>> START Material shown
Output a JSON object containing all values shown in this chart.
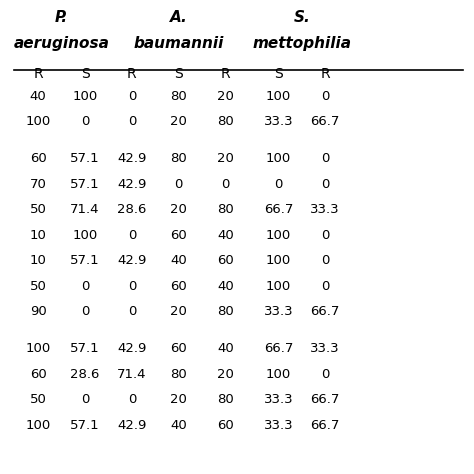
{
  "title_line1": "P.",
  "title_line2": "aeruginosa",
  "title2_line1": "A.",
  "title2_line2": "baumannii",
  "title3_line1": "S.",
  "title3_line2": "mettophilia",
  "col_headers": [
    "R",
    "S",
    "R",
    "S",
    "R",
    "S",
    "R"
  ],
  "rows": [
    [
      "40",
      "100",
      "0",
      "80",
      "20",
      "100",
      "0"
    ],
    [
      "100",
      "0",
      "0",
      "20",
      "80",
      "33.3",
      "66.7"
    ],
    [
      "60",
      "57.1",
      "42.9",
      "80",
      "20",
      "100",
      "0"
    ],
    [
      "70",
      "57.1",
      "42.9",
      "0",
      "0",
      "0",
      "0"
    ],
    [
      "50",
      "71.4",
      "28.6",
      "20",
      "80",
      "66.7",
      "33.3"
    ],
    [
      "10",
      "100",
      "0",
      "60",
      "40",
      "100",
      "0"
    ],
    [
      "10",
      "57.1",
      "42.9",
      "40",
      "60",
      "100",
      "0"
    ],
    [
      "50",
      "0",
      "0",
      "60",
      "40",
      "100",
      "0"
    ],
    [
      "90",
      "0",
      "0",
      "20",
      "80",
      "33.3",
      "66.7"
    ],
    [
      "100",
      "57.1",
      "42.9",
      "60",
      "40",
      "66.7",
      "33.3"
    ],
    [
      "60",
      "28.6",
      "71.4",
      "80",
      "20",
      "100",
      "0"
    ],
    [
      "50",
      "0",
      "0",
      "20",
      "80",
      "33.3",
      "66.7"
    ],
    [
      "100",
      "57.1",
      "42.9",
      "40",
      "60",
      "33.3",
      "66.7"
    ]
  ],
  "blank_after_rows": [
    1,
    1,
    0,
    0,
    0,
    0,
    0,
    1,
    0,
    0,
    0,
    0
  ],
  "bg_color": "#ffffff",
  "font_size": 9.5,
  "header_font_size": 11
}
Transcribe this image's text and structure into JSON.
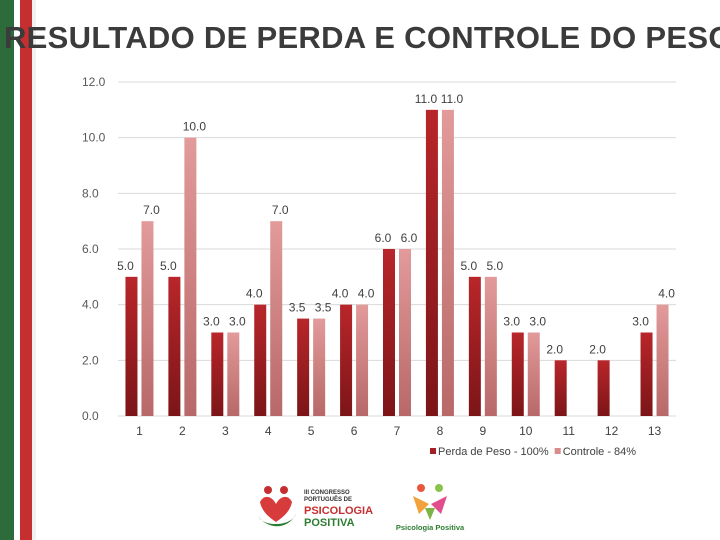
{
  "slide_title": "RESULTADO DE PERDA E CONTROLE DO PESO",
  "chart_data": {
    "type": "bar",
    "categories": [
      "1",
      "2",
      "3",
      "4",
      "5",
      "6",
      "7",
      "8",
      "9",
      "10",
      "11",
      "12",
      "13"
    ],
    "series": [
      {
        "name": "Perda de Peso - 100%",
        "color": "#a52024",
        "values": [
          5.0,
          5.0,
          3.0,
          4.0,
          3.5,
          4.0,
          6.0,
          11.0,
          5.0,
          3.0,
          2.0,
          2.0,
          3.0
        ],
        "labels": [
          "5.0",
          "5.0",
          "3.0",
          "4.0",
          "3.5",
          "4.0",
          "6.0",
          "11.0",
          "5.0",
          "3.0",
          "2.0",
          "2.0",
          "3.0"
        ]
      },
      {
        "name": "Controle - 84%",
        "color": "#d98a8a",
        "values": [
          7.0,
          10.0,
          3.0,
          7.0,
          3.5,
          4.0,
          6.0,
          11.0,
          5.0,
          3.0,
          null,
          null,
          4.0
        ],
        "labels": [
          "7.0",
          "10.0",
          "3.0",
          "7.0",
          "3.5",
          "4.0",
          "6.0",
          "11.0",
          "5.0",
          "3.0",
          null,
          null,
          "4.0"
        ]
      }
    ],
    "yticks": [
      "0.0",
      "2.0",
      "4.0",
      "6.0",
      "8.0",
      "10.0",
      "12.0"
    ],
    "ylim": [
      0,
      12
    ],
    "grid": true,
    "legend_position": "bottom"
  },
  "logos": {
    "congresso": {
      "line1": "III CONGRESSO",
      "line2": "PORTUGUÊS DE",
      "line3": "PSICOLOGIA",
      "line4": "POSITIVA"
    },
    "psicologia": {
      "line1": "Psicologia Positiva"
    }
  }
}
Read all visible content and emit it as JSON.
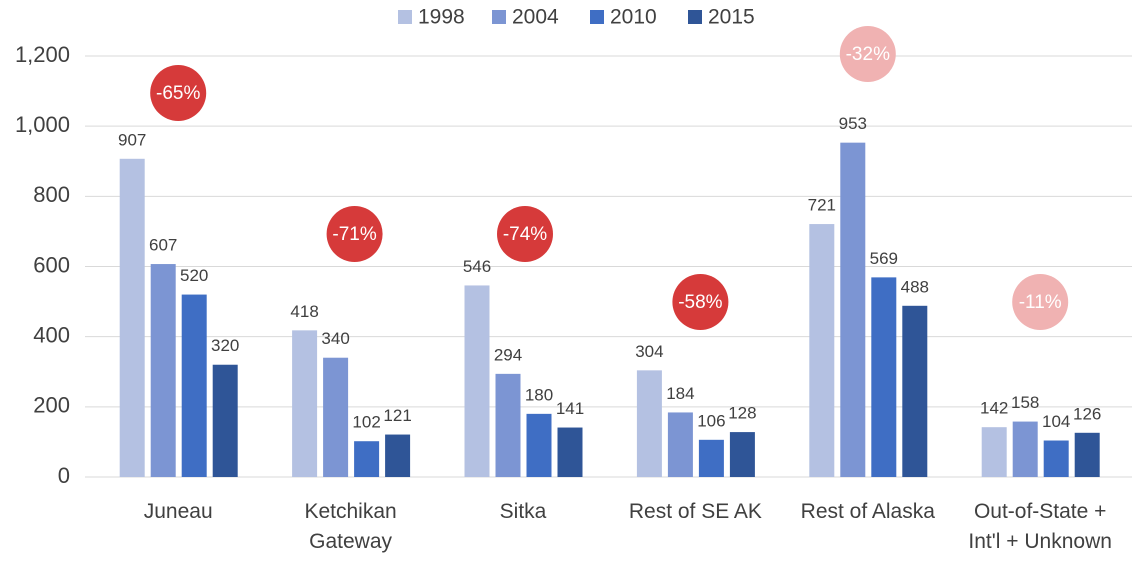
{
  "chart_data": {
    "type": "bar",
    "categories": [
      "Juneau",
      "Ketchikan\nGateway",
      "Sitka",
      "Rest of SE AK",
      "Rest of Alaska",
      "Out-of-State +\nInt'l + Unknown"
    ],
    "series": [
      {
        "name": "1998",
        "color": "#b4c1e2",
        "values": [
          907,
          418,
          546,
          304,
          721,
          142
        ]
      },
      {
        "name": "2004",
        "color": "#7c95d3",
        "values": [
          607,
          340,
          294,
          184,
          953,
          158
        ]
      },
      {
        "name": "2010",
        "color": "#3f6ec4",
        "values": [
          520,
          102,
          180,
          106,
          569,
          104
        ]
      },
      {
        "name": "2015",
        "color": "#2f5597",
        "values": [
          320,
          121,
          141,
          128,
          488,
          126
        ]
      }
    ],
    "annotations": [
      "-65%",
      "-71%",
      "-74%",
      "-58%",
      "-32%",
      "-11%"
    ],
    "annotation_colors": [
      "#d63a3a",
      "#d63a3a",
      "#d63a3a",
      "#d63a3a",
      "#f0b2b2",
      "#f0b2b2"
    ],
    "ylim": [
      0,
      1200
    ],
    "yticks": [
      0,
      200,
      400,
      600,
      800,
      {
        "value": 1000,
        "label": "1,000"
      },
      {
        "value": 1200,
        "label": "1,200"
      }
    ],
    "grid": true,
    "legend": "top"
  }
}
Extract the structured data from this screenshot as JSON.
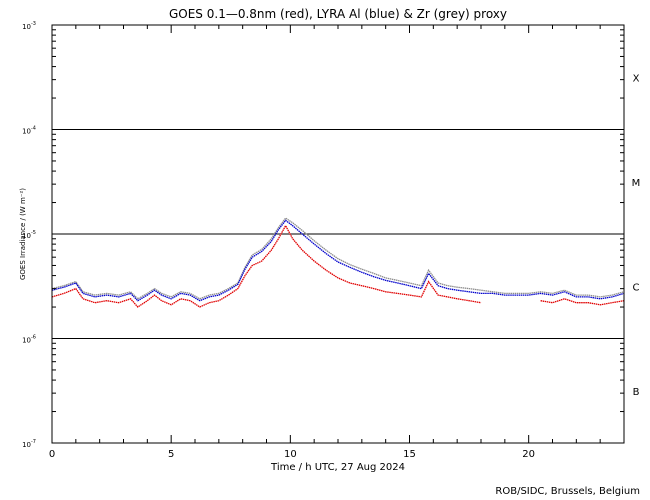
{
  "chart_data": {
    "type": "line",
    "title": "GOES 0.1—0.8nm (red), LYRA Al (blue) & Zr (grey) proxy",
    "xlabel": "Time / h UTC, 27 Aug 2024",
    "ylabel": "GOES Irradiance / (W m⁻²)",
    "yscale": "log",
    "xlim": [
      0,
      24
    ],
    "ylim": [
      1e-07,
      0.001
    ],
    "x_ticks": [
      0,
      5,
      10,
      15,
      20
    ],
    "y_ticks": [
      {
        "value": 1e-07,
        "mantissa": "10",
        "exp": "-7"
      },
      {
        "value": 1e-06,
        "mantissa": "10",
        "exp": "-6"
      },
      {
        "value": 1e-05,
        "mantissa": "10",
        "exp": "-5"
      },
      {
        "value": 0.0001,
        "mantissa": "10",
        "exp": "-4"
      },
      {
        "value": 0.001,
        "mantissa": "10",
        "exp": "-3"
      }
    ],
    "flare_class_levels": [
      1e-06,
      1e-05,
      0.0001
    ],
    "flare_classes": [
      {
        "label": "B",
        "value": 3.16e-07
      },
      {
        "label": "C",
        "value": 3.16e-06
      },
      {
        "label": "M",
        "value": 3.16e-05
      },
      {
        "label": "X",
        "value": 0.000316
      }
    ],
    "x": [
      0.0,
      0.5,
      1.0,
      1.3,
      1.8,
      2.3,
      2.8,
      3.3,
      3.6,
      4.0,
      4.3,
      4.6,
      5.0,
      5.4,
      5.8,
      6.2,
      6.6,
      7.0,
      7.4,
      7.8,
      8.1,
      8.4,
      8.8,
      9.2,
      9.5,
      9.8,
      10.1,
      10.5,
      11.0,
      11.5,
      12.0,
      12.5,
      13.0,
      13.5,
      14.0,
      14.5,
      15.0,
      15.5,
      15.8,
      16.2,
      16.6,
      17.0,
      17.5,
      18.0,
      18.5,
      19.0,
      19.5,
      20.0,
      20.5,
      21.0,
      21.5,
      22.0,
      22.5,
      23.0,
      23.5,
      24.0
    ],
    "series": [
      {
        "name": "GOES 0.1—0.8nm",
        "color": "#e00000",
        "values": [
          2.5e-06,
          2.7e-06,
          3e-06,
          2.4e-06,
          2.2e-06,
          2.3e-06,
          2.2e-06,
          2.4e-06,
          2e-06,
          2.3e-06,
          2.6e-06,
          2.3e-06,
          2.1e-06,
          2.4e-06,
          2.3e-06,
          2e-06,
          2.2e-06,
          2.3e-06,
          2.6e-06,
          3e-06,
          4e-06,
          5e-06,
          5.5e-06,
          7e-06,
          9e-06,
          1.2e-05,
          9e-06,
          7e-06,
          5.5e-06,
          4.5e-06,
          3.8e-06,
          3.4e-06,
          3.2e-06,
          3e-06,
          2.8e-06,
          2.7e-06,
          2.6e-06,
          2.5e-06,
          3.5e-06,
          2.6e-06,
          2.5e-06,
          2.4e-06,
          2.3e-06,
          2.2e-06,
          null,
          null,
          null,
          null,
          2.3e-06,
          2.2e-06,
          2.4e-06,
          2.2e-06,
          2.2e-06,
          2.1e-06,
          2.2e-06,
          2.3e-06
        ]
      },
      {
        "name": "LYRA Al proxy",
        "color": "#0000cc",
        "values": [
          2.9e-06,
          3.1e-06,
          3.4e-06,
          2.7e-06,
          2.5e-06,
          2.6e-06,
          2.5e-06,
          2.7e-06,
          2.3e-06,
          2.6e-06,
          2.9e-06,
          2.6e-06,
          2.4e-06,
          2.7e-06,
          2.6e-06,
          2.3e-06,
          2.5e-06,
          2.6e-06,
          2.9e-06,
          3.3e-06,
          4.6e-06,
          6e-06,
          6.8e-06,
          8.5e-06,
          1.1e-05,
          1.35e-05,
          1.2e-05,
          1e-05,
          8e-06,
          6.5e-06,
          5.4e-06,
          4.8e-06,
          4.3e-06,
          3.9e-06,
          3.6e-06,
          3.4e-06,
          3.2e-06,
          3e-06,
          4.2e-06,
          3.2e-06,
          3e-06,
          2.9e-06,
          2.8e-06,
          2.7e-06,
          2.7e-06,
          2.6e-06,
          2.6e-06,
          2.6e-06,
          2.7e-06,
          2.6e-06,
          2.8e-06,
          2.5e-06,
          2.5e-06,
          2.4e-06,
          2.5e-06,
          2.7e-06
        ]
      },
      {
        "name": "LYRA Zr proxy",
        "color": "#8c8c8c",
        "values": [
          3e-06,
          3.2e-06,
          3.5e-06,
          2.8e-06,
          2.6e-06,
          2.7e-06,
          2.6e-06,
          2.8e-06,
          2.4e-06,
          2.7e-06,
          3e-06,
          2.7e-06,
          2.5e-06,
          2.8e-06,
          2.7e-06,
          2.4e-06,
          2.6e-06,
          2.7e-06,
          3e-06,
          3.4e-06,
          4.8e-06,
          6.3e-06,
          7.1e-06,
          9e-06,
          1.15e-05,
          1.42e-05,
          1.28e-05,
          1.08e-05,
          8.6e-06,
          7e-06,
          5.8e-06,
          5.1e-06,
          4.6e-06,
          4.2e-06,
          3.8e-06,
          3.6e-06,
          3.4e-06,
          3.2e-06,
          4.5e-06,
          3.4e-06,
          3.2e-06,
          3.1e-06,
          3e-06,
          2.9e-06,
          2.8e-06,
          2.7e-06,
          2.7e-06,
          2.7e-06,
          2.8e-06,
          2.7e-06,
          2.9e-06,
          2.6e-06,
          2.6e-06,
          2.5e-06,
          2.6e-06,
          2.8e-06
        ]
      }
    ],
    "grid": false,
    "legend": "none"
  },
  "credit": "ROB/SIDC, Brussels, Belgium"
}
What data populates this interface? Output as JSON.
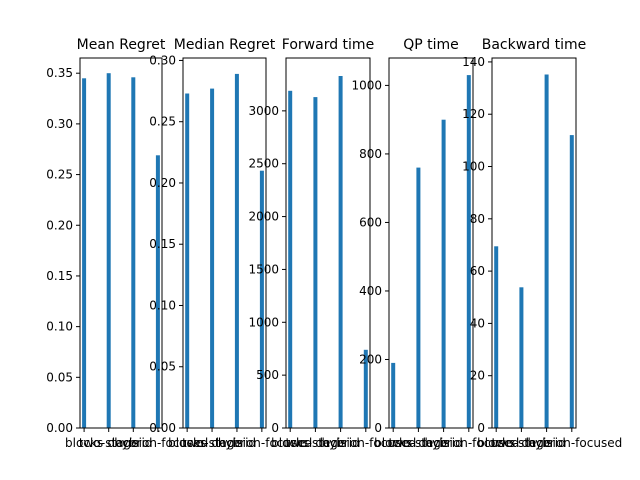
>> END Material shown
Work out how many lines of the data above contain the string "name" and give the number alone.

Exercise response ▸ 9